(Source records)
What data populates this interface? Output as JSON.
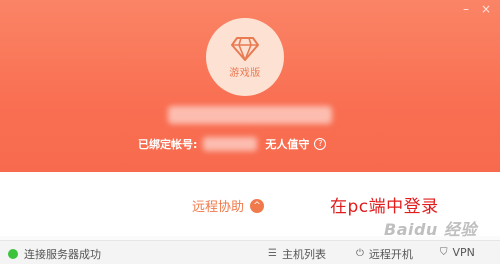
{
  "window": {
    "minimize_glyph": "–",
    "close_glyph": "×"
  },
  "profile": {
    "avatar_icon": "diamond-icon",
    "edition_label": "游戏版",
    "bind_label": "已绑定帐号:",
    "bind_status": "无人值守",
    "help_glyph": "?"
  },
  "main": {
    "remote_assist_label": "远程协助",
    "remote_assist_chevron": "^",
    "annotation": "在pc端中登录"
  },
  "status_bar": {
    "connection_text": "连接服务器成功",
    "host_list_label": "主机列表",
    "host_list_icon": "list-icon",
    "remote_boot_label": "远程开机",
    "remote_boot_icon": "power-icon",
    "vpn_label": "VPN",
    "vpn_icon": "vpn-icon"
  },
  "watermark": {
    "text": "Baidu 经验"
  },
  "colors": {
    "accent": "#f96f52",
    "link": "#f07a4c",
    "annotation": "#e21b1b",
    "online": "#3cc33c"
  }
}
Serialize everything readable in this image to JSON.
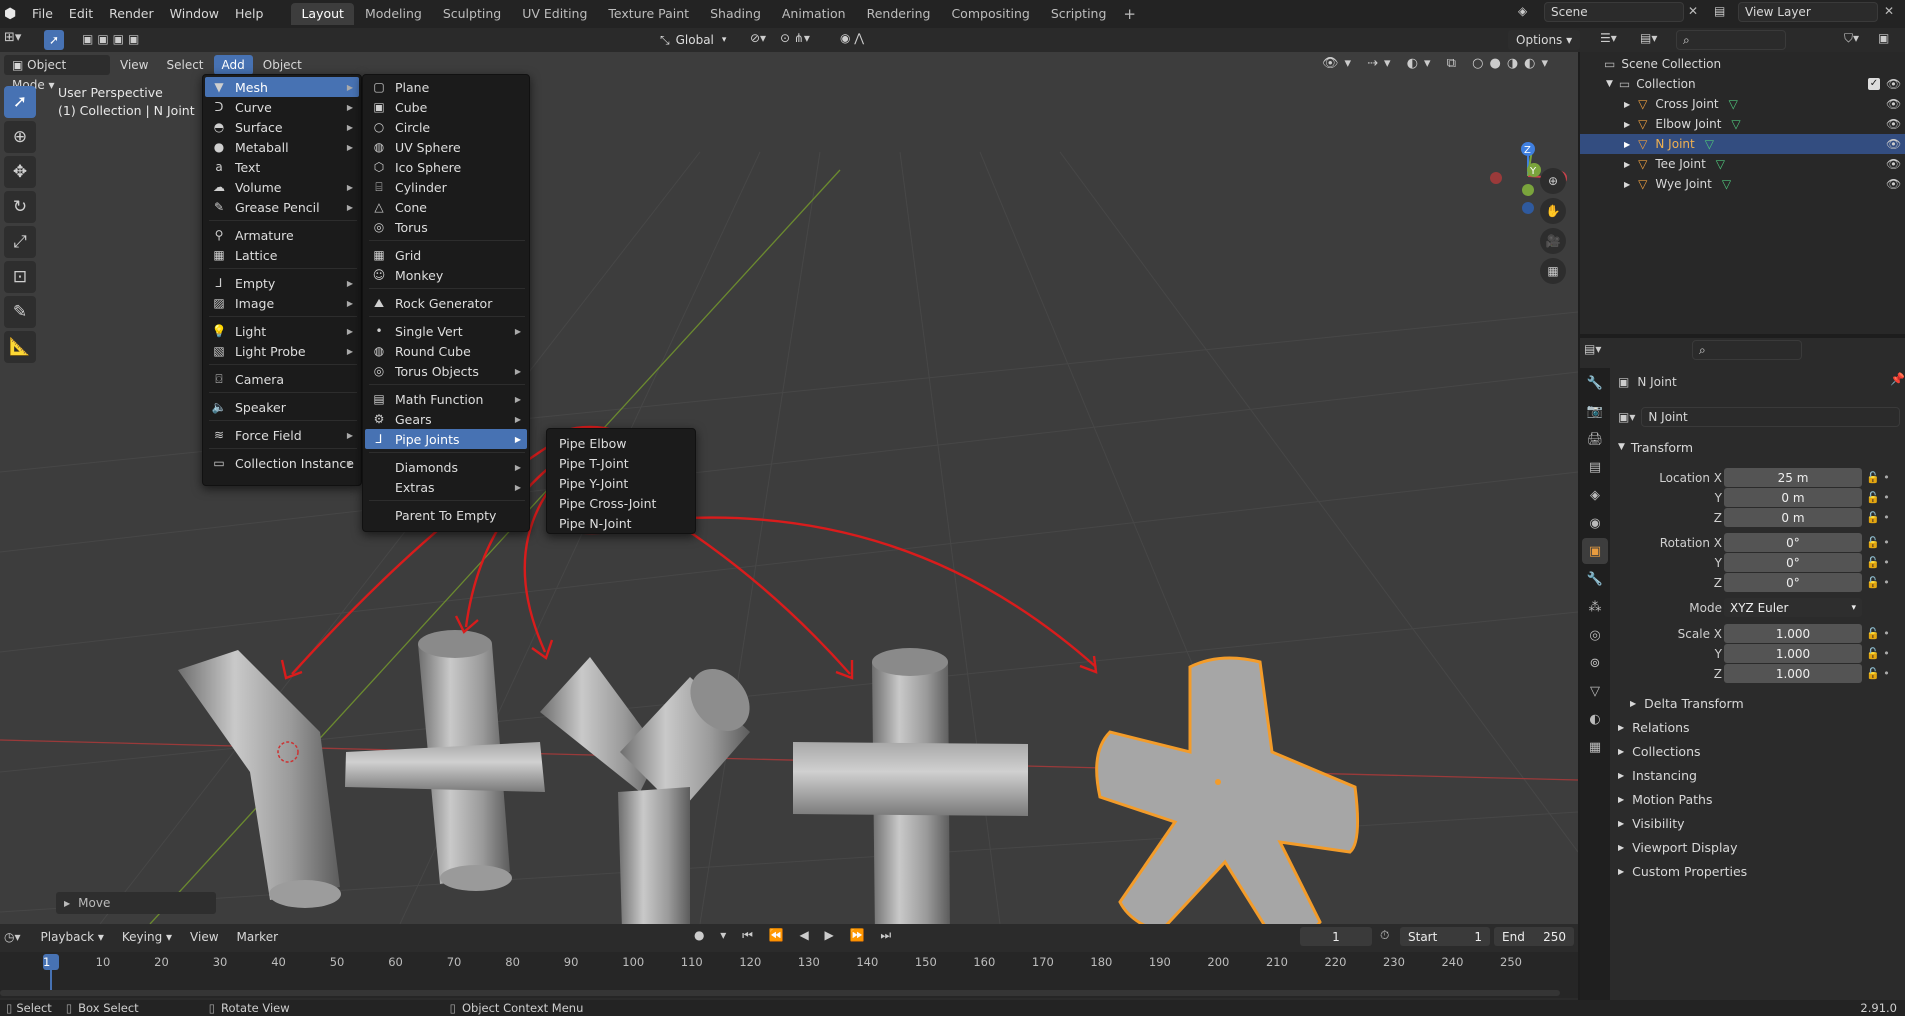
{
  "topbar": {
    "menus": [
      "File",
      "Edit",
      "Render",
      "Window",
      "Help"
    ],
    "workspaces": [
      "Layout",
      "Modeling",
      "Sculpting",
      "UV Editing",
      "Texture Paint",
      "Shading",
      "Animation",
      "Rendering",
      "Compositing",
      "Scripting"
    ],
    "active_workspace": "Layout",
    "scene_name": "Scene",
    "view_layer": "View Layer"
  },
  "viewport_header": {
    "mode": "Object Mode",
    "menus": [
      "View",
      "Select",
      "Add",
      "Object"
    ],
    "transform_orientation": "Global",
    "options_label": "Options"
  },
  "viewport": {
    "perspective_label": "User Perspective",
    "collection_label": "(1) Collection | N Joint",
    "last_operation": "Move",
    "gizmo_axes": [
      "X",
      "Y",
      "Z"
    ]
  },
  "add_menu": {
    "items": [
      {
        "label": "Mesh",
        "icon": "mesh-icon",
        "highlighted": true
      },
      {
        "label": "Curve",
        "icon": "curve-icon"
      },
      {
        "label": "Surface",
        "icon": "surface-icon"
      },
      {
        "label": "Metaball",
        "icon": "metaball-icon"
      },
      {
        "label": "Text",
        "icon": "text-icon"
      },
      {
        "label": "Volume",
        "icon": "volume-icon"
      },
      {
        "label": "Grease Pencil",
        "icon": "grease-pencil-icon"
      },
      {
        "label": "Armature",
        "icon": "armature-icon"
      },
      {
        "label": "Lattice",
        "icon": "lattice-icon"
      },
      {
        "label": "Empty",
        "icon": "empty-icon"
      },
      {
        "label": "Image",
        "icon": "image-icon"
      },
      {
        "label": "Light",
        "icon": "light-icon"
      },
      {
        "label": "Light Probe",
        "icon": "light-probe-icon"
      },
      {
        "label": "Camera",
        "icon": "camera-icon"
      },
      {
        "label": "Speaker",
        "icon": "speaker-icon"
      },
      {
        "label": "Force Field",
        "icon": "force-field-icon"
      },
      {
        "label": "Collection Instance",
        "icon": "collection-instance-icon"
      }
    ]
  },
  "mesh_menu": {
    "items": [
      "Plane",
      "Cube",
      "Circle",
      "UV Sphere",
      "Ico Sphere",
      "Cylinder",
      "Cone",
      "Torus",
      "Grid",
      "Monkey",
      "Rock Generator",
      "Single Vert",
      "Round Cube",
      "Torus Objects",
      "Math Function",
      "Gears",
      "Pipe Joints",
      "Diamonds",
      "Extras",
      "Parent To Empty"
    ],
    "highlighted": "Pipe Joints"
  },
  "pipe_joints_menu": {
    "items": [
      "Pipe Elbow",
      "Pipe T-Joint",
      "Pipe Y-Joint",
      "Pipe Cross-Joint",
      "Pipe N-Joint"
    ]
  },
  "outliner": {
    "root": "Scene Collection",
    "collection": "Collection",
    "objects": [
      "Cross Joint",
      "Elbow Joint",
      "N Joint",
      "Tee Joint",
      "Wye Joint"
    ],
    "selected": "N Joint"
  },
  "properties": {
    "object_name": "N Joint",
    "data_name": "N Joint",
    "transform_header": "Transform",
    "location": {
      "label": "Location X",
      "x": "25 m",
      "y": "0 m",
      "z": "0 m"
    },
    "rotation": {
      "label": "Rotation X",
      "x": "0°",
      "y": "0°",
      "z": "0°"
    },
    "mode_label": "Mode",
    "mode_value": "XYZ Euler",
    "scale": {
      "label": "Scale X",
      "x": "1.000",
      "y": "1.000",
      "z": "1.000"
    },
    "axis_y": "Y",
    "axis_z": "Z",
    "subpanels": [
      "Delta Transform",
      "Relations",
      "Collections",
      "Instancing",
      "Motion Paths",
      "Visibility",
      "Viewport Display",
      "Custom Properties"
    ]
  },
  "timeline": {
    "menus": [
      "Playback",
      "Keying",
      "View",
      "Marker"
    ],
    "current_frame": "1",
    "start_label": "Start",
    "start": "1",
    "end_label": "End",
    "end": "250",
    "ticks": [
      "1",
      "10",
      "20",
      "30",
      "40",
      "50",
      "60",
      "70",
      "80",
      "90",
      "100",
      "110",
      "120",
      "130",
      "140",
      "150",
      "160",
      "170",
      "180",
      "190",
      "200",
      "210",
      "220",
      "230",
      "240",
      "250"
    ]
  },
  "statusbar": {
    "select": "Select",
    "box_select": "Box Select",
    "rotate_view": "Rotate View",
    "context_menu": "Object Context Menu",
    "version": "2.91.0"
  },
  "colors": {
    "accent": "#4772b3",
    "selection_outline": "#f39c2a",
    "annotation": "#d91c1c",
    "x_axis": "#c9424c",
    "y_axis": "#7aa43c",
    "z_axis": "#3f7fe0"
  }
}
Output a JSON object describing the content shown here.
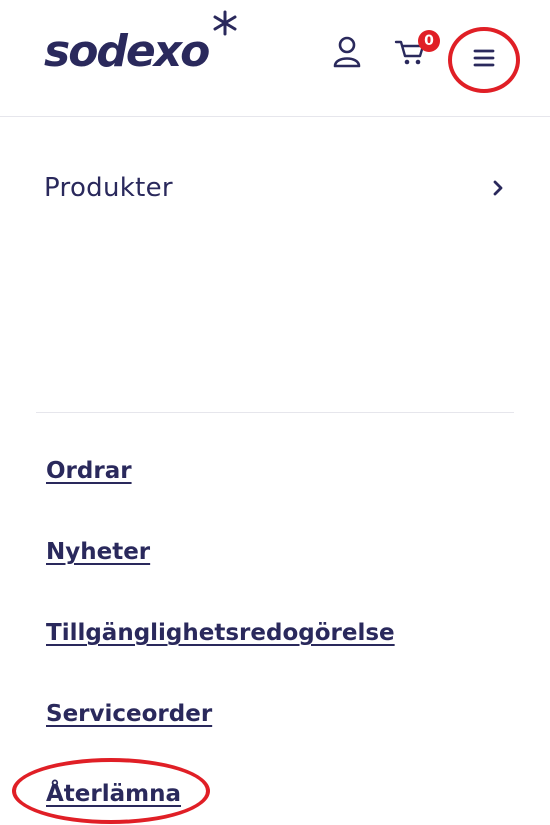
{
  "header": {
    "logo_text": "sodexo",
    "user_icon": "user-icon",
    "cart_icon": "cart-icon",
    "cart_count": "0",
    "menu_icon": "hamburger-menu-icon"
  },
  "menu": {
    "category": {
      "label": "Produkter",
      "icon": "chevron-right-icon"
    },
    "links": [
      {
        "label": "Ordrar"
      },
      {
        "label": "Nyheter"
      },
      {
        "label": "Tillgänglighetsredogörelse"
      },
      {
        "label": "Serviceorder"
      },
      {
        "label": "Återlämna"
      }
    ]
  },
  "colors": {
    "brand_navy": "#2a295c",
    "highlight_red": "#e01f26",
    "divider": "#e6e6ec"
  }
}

What you will do:
All the records above need to be given again word for word. Skip the pictures.

Answer:
What data populates this interface? Output as JSON.
{
  "window": {
    "minimize_glyph": "–",
    "close_glyph": "×"
  },
  "profile": {
    "avatar_icon": "diamond-icon",
    "edition_label": "游戏版",
    "bind_label": "已绑定帐号:",
    "bind_status": "无人值守",
    "help_glyph": "?"
  },
  "main": {
    "remote_assist_label": "远程协助",
    "remote_assist_chevron": "^",
    "annotation": "在pc端中登录"
  },
  "status_bar": {
    "connection_text": "连接服务器成功",
    "host_list_label": "主机列表",
    "host_list_icon": "list-icon",
    "remote_boot_label": "远程开机",
    "remote_boot_icon": "power-icon",
    "vpn_label": "VPN",
    "vpn_icon": "vpn-icon"
  },
  "watermark": {
    "text": "Baidu 经验"
  },
  "colors": {
    "accent": "#f96f52",
    "link": "#f07a4c",
    "annotation": "#e21b1b",
    "online": "#3cc33c"
  }
}
Serialize everything readable in this image to JSON.
{
  "topbar": {
    "menus": [
      "File",
      "Edit",
      "Render",
      "Window",
      "Help"
    ],
    "workspaces": [
      "Layout",
      "Modeling",
      "Sculpting",
      "UV Editing",
      "Texture Paint",
      "Shading",
      "Animation",
      "Rendering",
      "Compositing",
      "Scripting"
    ],
    "active_workspace": "Layout",
    "scene_name": "Scene",
    "view_layer": "View Layer"
  },
  "viewport_header": {
    "mode": "Object Mode",
    "menus": [
      "View",
      "Select",
      "Add",
      "Object"
    ],
    "transform_orientation": "Global",
    "options_label": "Options"
  },
  "viewport": {
    "perspective_label": "User Perspective",
    "collection_label": "(1) Collection | N Joint",
    "last_operation": "Move",
    "gizmo_axes": [
      "X",
      "Y",
      "Z"
    ]
  },
  "add_menu": {
    "items": [
      {
        "label": "Mesh",
        "icon": "mesh-icon",
        "highlighted": true
      },
      {
        "label": "Curve",
        "icon": "curve-icon"
      },
      {
        "label": "Surface",
        "icon": "surface-icon"
      },
      {
        "label": "Metaball",
        "icon": "metaball-icon"
      },
      {
        "label": "Text",
        "icon": "text-icon"
      },
      {
        "label": "Volume",
        "icon": "volume-icon"
      },
      {
        "label": "Grease Pencil",
        "icon": "grease-pencil-icon"
      },
      {
        "label": "Armature",
        "icon": "armature-icon"
      },
      {
        "label": "Lattice",
        "icon": "lattice-icon"
      },
      {
        "label": "Empty",
        "icon": "empty-icon"
      },
      {
        "label": "Image",
        "icon": "image-icon"
      },
      {
        "label": "Light",
        "icon": "light-icon"
      },
      {
        "label": "Light Probe",
        "icon": "light-probe-icon"
      },
      {
        "label": "Camera",
        "icon": "camera-icon"
      },
      {
        "label": "Speaker",
        "icon": "speaker-icon"
      },
      {
        "label": "Force Field",
        "icon": "force-field-icon"
      },
      {
        "label": "Collection Instance",
        "icon": "collection-instance-icon"
      }
    ]
  },
  "mesh_menu": {
    "items": [
      "Plane",
      "Cube",
      "Circle",
      "UV Sphere",
      "Ico Sphere",
      "Cylinder",
      "Cone",
      "Torus",
      "Grid",
      "Monkey",
      "Rock Generator",
      "Single Vert",
      "Round Cube",
      "Torus Objects",
      "Math Function",
      "Gears",
      "Pipe Joints",
      "Diamonds",
      "Extras",
      "Parent To Empty"
    ],
    "highlighted": "Pipe Joints"
  },
  "pipe_joints_menu": {
    "items": [
      "Pipe Elbow",
      "Pipe T-Joint",
      "Pipe Y-Joint",
      "Pipe Cross-Joint",
      "Pipe N-Joint"
    ]
  },
  "outliner": {
    "root": "Scene Collection",
    "collection": "Collection",
    "objects": [
      "Cross Joint",
      "Elbow Joint",
      "N Joint",
      "Tee Joint",
      "Wye Joint"
    ],
    "selected": "N Joint"
  },
  "properties": {
    "object_name": "N Joint",
    "data_name": "N Joint",
    "transform_header": "Transform",
    "location": {
      "label": "Location X",
      "x": "25 m",
      "y": "0 m",
      "z": "0 m"
    },
    "rotation": {
      "label": "Rotation X",
      "x": "0°",
      "y": "0°",
      "z": "0°"
    },
    "mode_label": "Mode",
    "mode_value": "XYZ Euler",
    "scale": {
      "label": "Scale X",
      "x": "1.000",
      "y": "1.000",
      "z": "1.000"
    },
    "axis_y": "Y",
    "axis_z": "Z",
    "subpanels": [
      "Delta Transform",
      "Relations",
      "Collections",
      "Instancing",
      "Motion Paths",
      "Visibility",
      "Viewport Display",
      "Custom Properties"
    ]
  },
  "timeline": {
    "menus": [
      "Playback",
      "Keying",
      "View",
      "Marker"
    ],
    "current_frame": "1",
    "start_label": "Start",
    "start": "1",
    "end_label": "End",
    "end": "250",
    "ticks": [
      "1",
      "10",
      "20",
      "30",
      "40",
      "50",
      "60",
      "70",
      "80",
      "90",
      "100",
      "110",
      "120",
      "130",
      "140",
      "150",
      "160",
      "170",
      "180",
      "190",
      "200",
      "210",
      "220",
      "230",
      "240",
      "250"
    ]
  },
  "statusbar": {
    "select": "Select",
    "box_select": "Box Select",
    "rotate_view": "Rotate View",
    "context_menu": "Object Context Menu",
    "version": "2.91.0"
  },
  "colors": {
    "accent": "#4772b3",
    "selection_outline": "#f39c2a",
    "annotation": "#d91c1c",
    "x_axis": "#c9424c",
    "y_axis": "#7aa43c",
    "z_axis": "#3f7fe0"
  }
}
Output a JSON object describing the content shown here.
{
  "header": {
    "logo_text": "sodexo",
    "user_icon": "user-icon",
    "cart_icon": "cart-icon",
    "cart_count": "0",
    "menu_icon": "hamburger-menu-icon"
  },
  "menu": {
    "category": {
      "label": "Produkter",
      "icon": "chevron-right-icon"
    },
    "links": [
      {
        "label": "Ordrar"
      },
      {
        "label": "Nyheter"
      },
      {
        "label": "Tillgänglighetsredogörelse"
      },
      {
        "label": "Serviceorder"
      },
      {
        "label": "Återlämna"
      }
    ]
  },
  "colors": {
    "brand_navy": "#2a295c",
    "highlight_red": "#e01f26",
    "divider": "#e6e6ec"
  }
}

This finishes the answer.